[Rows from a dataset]
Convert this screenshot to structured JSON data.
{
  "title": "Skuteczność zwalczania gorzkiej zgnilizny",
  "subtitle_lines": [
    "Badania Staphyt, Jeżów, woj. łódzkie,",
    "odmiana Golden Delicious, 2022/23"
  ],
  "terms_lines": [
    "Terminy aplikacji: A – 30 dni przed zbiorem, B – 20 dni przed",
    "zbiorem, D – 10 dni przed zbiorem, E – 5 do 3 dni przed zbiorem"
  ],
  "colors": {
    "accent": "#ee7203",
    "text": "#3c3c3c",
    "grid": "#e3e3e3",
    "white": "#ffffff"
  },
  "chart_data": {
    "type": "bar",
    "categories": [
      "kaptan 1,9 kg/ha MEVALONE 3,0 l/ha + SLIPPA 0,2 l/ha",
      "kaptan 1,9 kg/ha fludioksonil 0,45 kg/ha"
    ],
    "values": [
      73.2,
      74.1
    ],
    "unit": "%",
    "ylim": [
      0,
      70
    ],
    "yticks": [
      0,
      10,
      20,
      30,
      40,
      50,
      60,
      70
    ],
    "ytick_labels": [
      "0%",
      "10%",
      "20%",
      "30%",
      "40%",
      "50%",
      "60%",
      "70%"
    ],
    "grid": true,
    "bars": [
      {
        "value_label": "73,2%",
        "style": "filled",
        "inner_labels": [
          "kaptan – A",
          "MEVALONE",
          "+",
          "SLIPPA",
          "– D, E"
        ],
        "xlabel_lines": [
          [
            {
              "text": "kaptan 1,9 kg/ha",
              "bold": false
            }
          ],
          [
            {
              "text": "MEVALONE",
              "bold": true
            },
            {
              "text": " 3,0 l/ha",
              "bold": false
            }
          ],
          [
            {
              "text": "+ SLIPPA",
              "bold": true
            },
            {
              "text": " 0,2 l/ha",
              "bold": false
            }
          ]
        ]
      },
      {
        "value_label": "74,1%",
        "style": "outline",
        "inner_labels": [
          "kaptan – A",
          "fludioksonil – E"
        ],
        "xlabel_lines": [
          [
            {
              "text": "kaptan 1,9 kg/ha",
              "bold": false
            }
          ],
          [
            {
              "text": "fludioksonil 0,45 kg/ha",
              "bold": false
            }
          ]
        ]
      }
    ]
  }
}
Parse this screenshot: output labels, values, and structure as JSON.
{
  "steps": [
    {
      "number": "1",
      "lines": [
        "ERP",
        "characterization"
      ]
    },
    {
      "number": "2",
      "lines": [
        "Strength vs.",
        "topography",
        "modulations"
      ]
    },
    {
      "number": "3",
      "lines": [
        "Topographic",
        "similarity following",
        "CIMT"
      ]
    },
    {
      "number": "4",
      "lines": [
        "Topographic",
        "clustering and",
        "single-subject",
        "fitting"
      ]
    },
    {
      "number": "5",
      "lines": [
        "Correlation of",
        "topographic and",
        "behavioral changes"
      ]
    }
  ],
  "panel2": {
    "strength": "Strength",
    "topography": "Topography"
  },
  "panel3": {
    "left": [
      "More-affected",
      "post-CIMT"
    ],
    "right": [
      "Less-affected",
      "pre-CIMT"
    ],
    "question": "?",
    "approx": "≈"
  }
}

### To do
Of all the lines in the data above, state how many include "topography". Say only the number.

### Written response
2